What is asked: Go through the entries and transcribe each one exactly, dropping the pictures.

■ ■ ■ ■ ■ ■ ■

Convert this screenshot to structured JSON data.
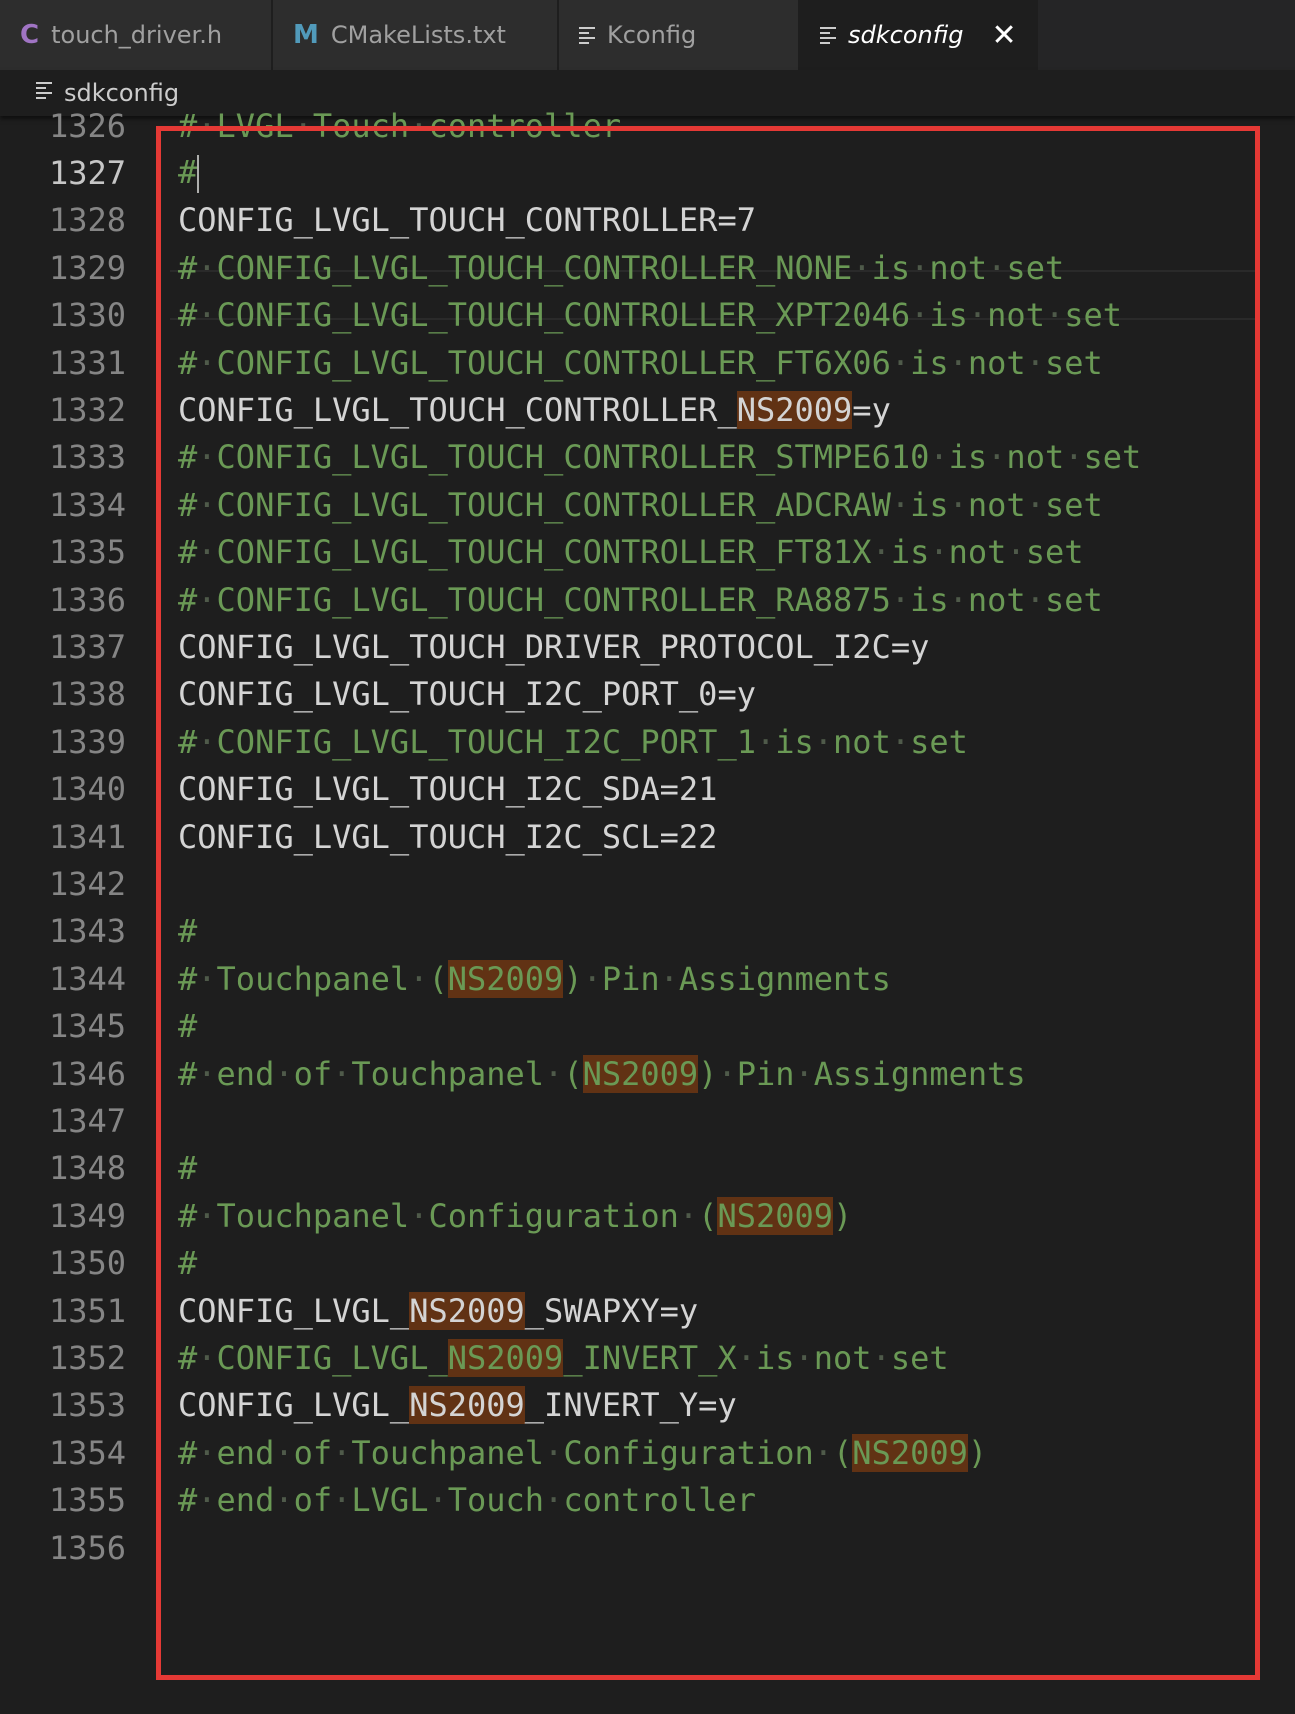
{
  "tabs": [
    {
      "label": "touch_driver.h",
      "icon": "c-file-icon",
      "width": 273
    },
    {
      "label": "CMakeLists.txt",
      "icon": "cmake-file-icon",
      "width": 286
    },
    {
      "label": "Kconfig",
      "icon": "text-file-icon",
      "width": 241
    },
    {
      "label": "sdkconfig",
      "icon": "text-file-icon",
      "width": 238,
      "active": true
    }
  ],
  "tab_icons": {
    "c": "C",
    "m": "M"
  },
  "breadcrumb": {
    "label": "sdkconfig"
  },
  "editor": {
    "current_line": 1327,
    "lines": [
      {
        "n": "1326",
        "text": "# LVGL Touch controller",
        "comment": true
      },
      {
        "n": "1327",
        "text": "#",
        "comment": true,
        "cursor": true
      },
      {
        "n": "1328",
        "text": "CONFIG_LVGL_TOUCH_CONTROLLER=7"
      },
      {
        "n": "1329",
        "text": "# CONFIG_LVGL_TOUCH_CONTROLLER_NONE is not set",
        "comment": true
      },
      {
        "n": "1330",
        "text": "# CONFIG_LVGL_TOUCH_CONTROLLER_XPT2046 is not set",
        "comment": true
      },
      {
        "n": "1331",
        "text": "# CONFIG_LVGL_TOUCH_CONTROLLER_FT6X06 is not set",
        "comment": true
      },
      {
        "n": "1332",
        "text": "CONFIG_LVGL_TOUCH_CONTROLLER_NS2009=y"
      },
      {
        "n": "1333",
        "text": "# CONFIG_LVGL_TOUCH_CONTROLLER_STMPE610 is not set",
        "comment": true
      },
      {
        "n": "1334",
        "text": "# CONFIG_LVGL_TOUCH_CONTROLLER_ADCRAW is not set",
        "comment": true
      },
      {
        "n": "1335",
        "text": "# CONFIG_LVGL_TOUCH_CONTROLLER_FT81X is not set",
        "comment": true
      },
      {
        "n": "1336",
        "text": "# CONFIG_LVGL_TOUCH_CONTROLLER_RA8875 is not set",
        "comment": true
      },
      {
        "n": "1337",
        "text": "CONFIG_LVGL_TOUCH_DRIVER_PROTOCOL_I2C=y"
      },
      {
        "n": "1338",
        "text": "CONFIG_LVGL_TOUCH_I2C_PORT_0=y"
      },
      {
        "n": "1339",
        "text": "# CONFIG_LVGL_TOUCH_I2C_PORT_1 is not set",
        "comment": true
      },
      {
        "n": "1340",
        "text": "CONFIG_LVGL_TOUCH_I2C_SDA=21"
      },
      {
        "n": "1341",
        "text": "CONFIG_LVGL_TOUCH_I2C_SCL=22"
      },
      {
        "n": "1342",
        "text": ""
      },
      {
        "n": "1343",
        "text": "#",
        "comment": true
      },
      {
        "n": "1344",
        "text": "# Touchpanel (NS2009) Pin Assignments",
        "comment": true
      },
      {
        "n": "1345",
        "text": "#",
        "comment": true
      },
      {
        "n": "1346",
        "text": "# end of Touchpanel (NS2009) Pin Assignments",
        "comment": true
      },
      {
        "n": "1347",
        "text": ""
      },
      {
        "n": "1348",
        "text": "#",
        "comment": true
      },
      {
        "n": "1349",
        "text": "# Touchpanel Configuration (NS2009)",
        "comment": true
      },
      {
        "n": "1350",
        "text": "#",
        "comment": true
      },
      {
        "n": "1351",
        "text": "CONFIG_LVGL_NS2009_SWAPXY=y"
      },
      {
        "n": "1352",
        "text": "# CONFIG_LVGL_NS2009_INVERT_X is not set",
        "comment": true
      },
      {
        "n": "1353",
        "text": "CONFIG_LVGL_NS2009_INVERT_Y=y"
      },
      {
        "n": "1354",
        "text": "# end of Touchpanel Configuration (NS2009)",
        "comment": true
      },
      {
        "n": "1355",
        "text": "# end of LVGL Touch controller",
        "comment": true
      },
      {
        "n": "1356",
        "text": ""
      }
    ],
    "search_highlight": "NS2009"
  },
  "colors": {
    "background": "#1e1e1e",
    "comment": "#6a9955",
    "text": "#d4d4d4",
    "line_number": "#858585",
    "match_highlight": "#613214",
    "annotation_box": "#e53935"
  }
}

■ ■ ■ ■ ■ ■ ■

Answer for this exercise:
Convert this screenshot to structured JSON data.
{
  "tabs": [
    {
      "label": "touch_driver.h",
      "icon": "c-file-icon",
      "width": 273
    },
    {
      "label": "CMakeLists.txt",
      "icon": "cmake-file-icon",
      "width": 286
    },
    {
      "label": "Kconfig",
      "icon": "text-file-icon",
      "width": 241
    },
    {
      "label": "sdkconfig",
      "icon": "text-file-icon",
      "width": 238,
      "active": true
    }
  ],
  "tab_icons": {
    "c": "C",
    "m": "M"
  },
  "breadcrumb": {
    "label": "sdkconfig"
  },
  "editor": {
    "current_line": 1327,
    "lines": [
      {
        "n": "1326",
        "text": "# LVGL Touch controller",
        "comment": true
      },
      {
        "n": "1327",
        "text": "#",
        "comment": true,
        "cursor": true
      },
      {
        "n": "1328",
        "text": "CONFIG_LVGL_TOUCH_CONTROLLER=7"
      },
      {
        "n": "1329",
        "text": "# CONFIG_LVGL_TOUCH_CONTROLLER_NONE is not set",
        "comment": true
      },
      {
        "n": "1330",
        "text": "# CONFIG_LVGL_TOUCH_CONTROLLER_XPT2046 is not set",
        "comment": true
      },
      {
        "n": "1331",
        "text": "# CONFIG_LVGL_TOUCH_CONTROLLER_FT6X06 is not set",
        "comment": true
      },
      {
        "n": "1332",
        "text": "CONFIG_LVGL_TOUCH_CONTROLLER_NS2009=y"
      },
      {
        "n": "1333",
        "text": "# CONFIG_LVGL_TOUCH_CONTROLLER_STMPE610 is not set",
        "comment": true
      },
      {
        "n": "1334",
        "text": "# CONFIG_LVGL_TOUCH_CONTROLLER_ADCRAW is not set",
        "comment": true
      },
      {
        "n": "1335",
        "text": "# CONFIG_LVGL_TOUCH_CONTROLLER_FT81X is not set",
        "comment": true
      },
      {
        "n": "1336",
        "text": "# CONFIG_LVGL_TOUCH_CONTROLLER_RA8875 is not set",
        "comment": true
      },
      {
        "n": "1337",
        "text": "CONFIG_LVGL_TOUCH_DRIVER_PROTOCOL_I2C=y"
      },
      {
        "n": "1338",
        "text": "CONFIG_LVGL_TOUCH_I2C_PORT_0=y"
      },
      {
        "n": "1339",
        "text": "# CONFIG_LVGL_TOUCH_I2C_PORT_1 is not set",
        "comment": true
      },
      {
        "n": "1340",
        "text": "CONFIG_LVGL_TOUCH_I2C_SDA=21"
      },
      {
        "n": "1341",
        "text": "CONFIG_LVGL_TOUCH_I2C_SCL=22"
      },
      {
        "n": "1342",
        "text": ""
      },
      {
        "n": "1343",
        "text": "#",
        "comment": true
      },
      {
        "n": "1344",
        "text": "# Touchpanel (NS2009) Pin Assignments",
        "comment": true
      },
      {
        "n": "1345",
        "text": "#",
        "comment": true
      },
      {
        "n": "1346",
        "text": "# end of Touchpanel (NS2009) Pin Assignments",
        "comment": true
      },
      {
        "n": "1347",
        "text": ""
      },
      {
        "n": "1348",
        "text": "#",
        "comment": true
      },
      {
        "n": "1349",
        "text": "# Touchpanel Configuration (NS2009)",
        "comment": true
      },
      {
        "n": "1350",
        "text": "#",
        "comment": true
      },
      {
        "n": "1351",
        "text": "CONFIG_LVGL_NS2009_SWAPXY=y"
      },
      {
        "n": "1352",
        "text": "# CONFIG_LVGL_NS2009_INVERT_X is not set",
        "comment": true
      },
      {
        "n": "1353",
        "text": "CONFIG_LVGL_NS2009_INVERT_Y=y"
      },
      {
        "n": "1354",
        "text": "# end of Touchpanel Configuration (NS2009)",
        "comment": true
      },
      {
        "n": "1355",
        "text": "# end of LVGL Touch controller",
        "comment": true
      },
      {
        "n": "1356",
        "text": ""
      }
    ],
    "search_highlight": "NS2009"
  },
  "colors": {
    "background": "#1e1e1e",
    "comment": "#6a9955",
    "text": "#d4d4d4",
    "line_number": "#858585",
    "match_highlight": "#613214",
    "annotation_box": "#e53935"
  }
}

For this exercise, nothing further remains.